* [Given task] Copy nothing but the text: repeat each entry exactly and drop the images.

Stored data
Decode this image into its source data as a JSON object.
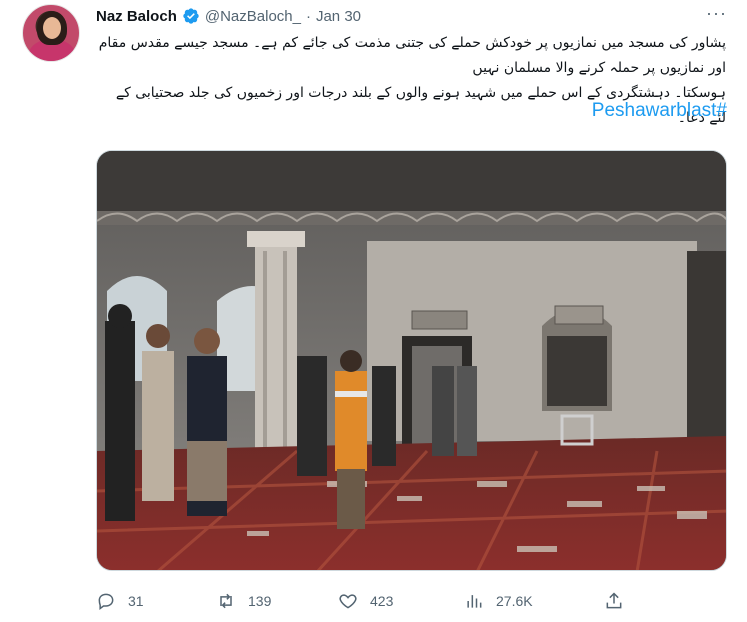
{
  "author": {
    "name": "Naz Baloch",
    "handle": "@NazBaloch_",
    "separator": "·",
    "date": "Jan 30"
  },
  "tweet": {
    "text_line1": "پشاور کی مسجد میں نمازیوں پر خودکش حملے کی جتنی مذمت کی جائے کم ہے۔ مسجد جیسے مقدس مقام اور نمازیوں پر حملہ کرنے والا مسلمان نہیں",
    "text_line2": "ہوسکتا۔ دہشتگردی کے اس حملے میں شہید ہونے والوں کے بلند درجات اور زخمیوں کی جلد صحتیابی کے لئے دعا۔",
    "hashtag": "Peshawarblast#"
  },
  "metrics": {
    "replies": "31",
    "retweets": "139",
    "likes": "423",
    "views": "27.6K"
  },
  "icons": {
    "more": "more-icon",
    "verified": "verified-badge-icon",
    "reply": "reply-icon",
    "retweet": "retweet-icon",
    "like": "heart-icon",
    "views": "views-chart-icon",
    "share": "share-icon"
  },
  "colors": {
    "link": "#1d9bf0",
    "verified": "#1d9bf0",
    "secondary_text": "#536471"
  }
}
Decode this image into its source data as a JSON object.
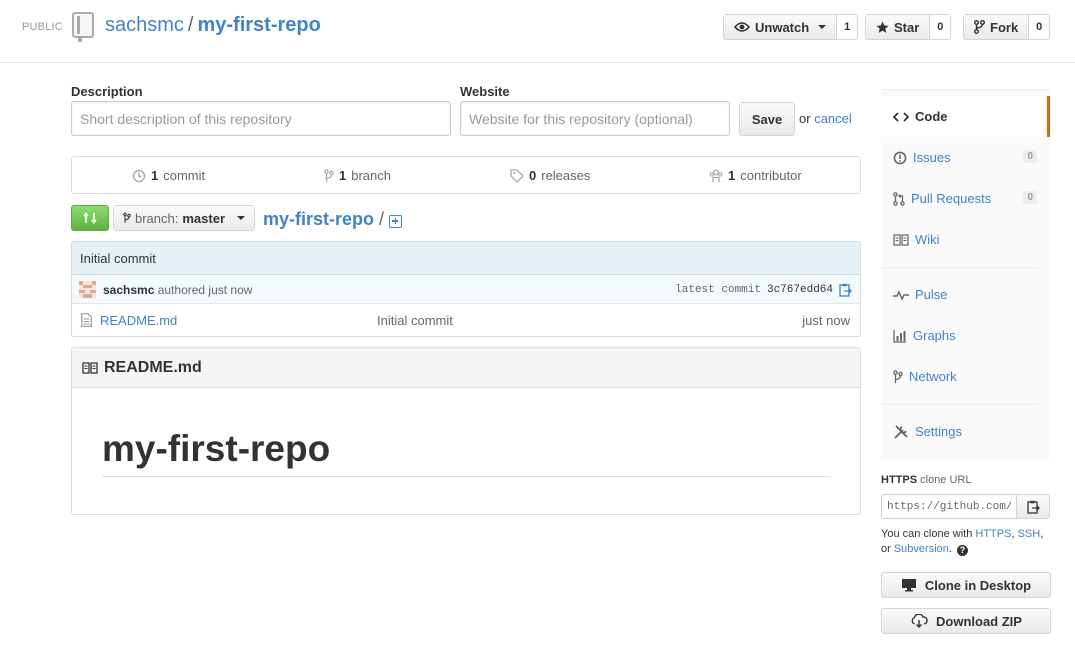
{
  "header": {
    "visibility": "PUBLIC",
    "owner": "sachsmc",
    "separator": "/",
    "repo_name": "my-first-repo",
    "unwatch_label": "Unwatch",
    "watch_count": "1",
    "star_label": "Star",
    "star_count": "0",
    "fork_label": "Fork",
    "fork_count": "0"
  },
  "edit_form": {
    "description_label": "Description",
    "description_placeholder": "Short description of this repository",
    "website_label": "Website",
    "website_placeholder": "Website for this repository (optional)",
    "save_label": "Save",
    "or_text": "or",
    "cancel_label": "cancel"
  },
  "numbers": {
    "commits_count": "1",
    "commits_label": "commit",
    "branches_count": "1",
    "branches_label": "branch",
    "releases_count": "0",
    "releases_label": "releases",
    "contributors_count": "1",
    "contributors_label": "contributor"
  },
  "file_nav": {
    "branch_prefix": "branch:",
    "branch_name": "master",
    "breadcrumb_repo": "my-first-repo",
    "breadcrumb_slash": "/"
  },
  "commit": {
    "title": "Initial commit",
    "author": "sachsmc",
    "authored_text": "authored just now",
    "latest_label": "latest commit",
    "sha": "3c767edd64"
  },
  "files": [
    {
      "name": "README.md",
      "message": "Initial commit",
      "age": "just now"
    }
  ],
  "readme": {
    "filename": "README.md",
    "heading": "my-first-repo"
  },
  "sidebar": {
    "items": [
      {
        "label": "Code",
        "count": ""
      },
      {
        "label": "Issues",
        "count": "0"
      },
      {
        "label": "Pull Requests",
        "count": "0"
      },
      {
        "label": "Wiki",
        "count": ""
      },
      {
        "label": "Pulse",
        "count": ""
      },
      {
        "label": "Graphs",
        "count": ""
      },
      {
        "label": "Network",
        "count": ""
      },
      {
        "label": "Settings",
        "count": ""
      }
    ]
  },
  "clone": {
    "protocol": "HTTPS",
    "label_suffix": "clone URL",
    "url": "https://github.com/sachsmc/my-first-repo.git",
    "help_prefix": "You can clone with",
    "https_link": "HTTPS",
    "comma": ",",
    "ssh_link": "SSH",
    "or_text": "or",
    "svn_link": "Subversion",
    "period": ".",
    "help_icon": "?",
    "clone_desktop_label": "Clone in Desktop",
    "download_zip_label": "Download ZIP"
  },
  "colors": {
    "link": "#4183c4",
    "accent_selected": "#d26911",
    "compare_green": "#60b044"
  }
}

* [Answer for this exercise]
Decode this image into its source data as a JSON object.
{
  "author": {
    "name": "Naz Baloch",
    "handle": "@NazBaloch_",
    "separator": "·",
    "date": "Jan 30"
  },
  "tweet": {
    "text_line1": "پشاور کی مسجد میں نمازیوں پر خودکش حملے کی جتنی مذمت کی جائے کم ہے۔ مسجد جیسے مقدس مقام اور نمازیوں پر حملہ کرنے والا مسلمان نہیں",
    "text_line2": "ہوسکتا۔ دہشتگردی کے اس حملے میں شہید ہونے والوں کے بلند درجات اور زخمیوں کی جلد صحتیابی کے لئے دعا۔",
    "hashtag": "Peshawarblast#"
  },
  "metrics": {
    "replies": "31",
    "retweets": "139",
    "likes": "423",
    "views": "27.6K"
  },
  "icons": {
    "more": "more-icon",
    "verified": "verified-badge-icon",
    "reply": "reply-icon",
    "retweet": "retweet-icon",
    "like": "heart-icon",
    "views": "views-chart-icon",
    "share": "share-icon"
  },
  "colors": {
    "link": "#1d9bf0",
    "verified": "#1d9bf0",
    "secondary_text": "#536471"
  }
}
Decode this image into its source data as a JSON object.
{
  "header": {
    "visibility": "PUBLIC",
    "owner": "sachsmc",
    "separator": "/",
    "repo_name": "my-first-repo",
    "unwatch_label": "Unwatch",
    "watch_count": "1",
    "star_label": "Star",
    "star_count": "0",
    "fork_label": "Fork",
    "fork_count": "0"
  },
  "edit_form": {
    "description_label": "Description",
    "description_placeholder": "Short description of this repository",
    "website_label": "Website",
    "website_placeholder": "Website for this repository (optional)",
    "save_label": "Save",
    "or_text": "or",
    "cancel_label": "cancel"
  },
  "numbers": {
    "commits_count": "1",
    "commits_label": "commit",
    "branches_count": "1",
    "branches_label": "branch",
    "releases_count": "0",
    "releases_label": "releases",
    "contributors_count": "1",
    "contributors_label": "contributor"
  },
  "file_nav": {
    "branch_prefix": "branch:",
    "branch_name": "master",
    "breadcrumb_repo": "my-first-repo",
    "breadcrumb_slash": "/"
  },
  "commit": {
    "title": "Initial commit",
    "author": "sachsmc",
    "authored_text": "authored just now",
    "latest_label": "latest commit",
    "sha": "3c767edd64"
  },
  "files": [
    {
      "name": "README.md",
      "message": "Initial commit",
      "age": "just now"
    }
  ],
  "readme": {
    "filename": "README.md",
    "heading": "my-first-repo"
  },
  "sidebar": {
    "items": [
      {
        "label": "Code",
        "count": ""
      },
      {
        "label": "Issues",
        "count": "0"
      },
      {
        "label": "Pull Requests",
        "count": "0"
      },
      {
        "label": "Wiki",
        "count": ""
      },
      {
        "label": "Pulse",
        "count": ""
      },
      {
        "label": "Graphs",
        "count": ""
      },
      {
        "label": "Network",
        "count": ""
      },
      {
        "label": "Settings",
        "count": ""
      }
    ]
  },
  "clone": {
    "protocol": "HTTPS",
    "label_suffix": "clone URL",
    "url": "https://github.com/sachsmc/my-first-repo.git",
    "help_prefix": "You can clone with",
    "https_link": "HTTPS",
    "comma": ",",
    "ssh_link": "SSH",
    "or_text": "or",
    "svn_link": "Subversion",
    "period": ".",
    "help_icon": "?",
    "clone_desktop_label": "Clone in Desktop",
    "download_zip_label": "Download ZIP"
  },
  "colors": {
    "link": "#4183c4",
    "accent_selected": "#d26911",
    "compare_green": "#60b044"
  }
}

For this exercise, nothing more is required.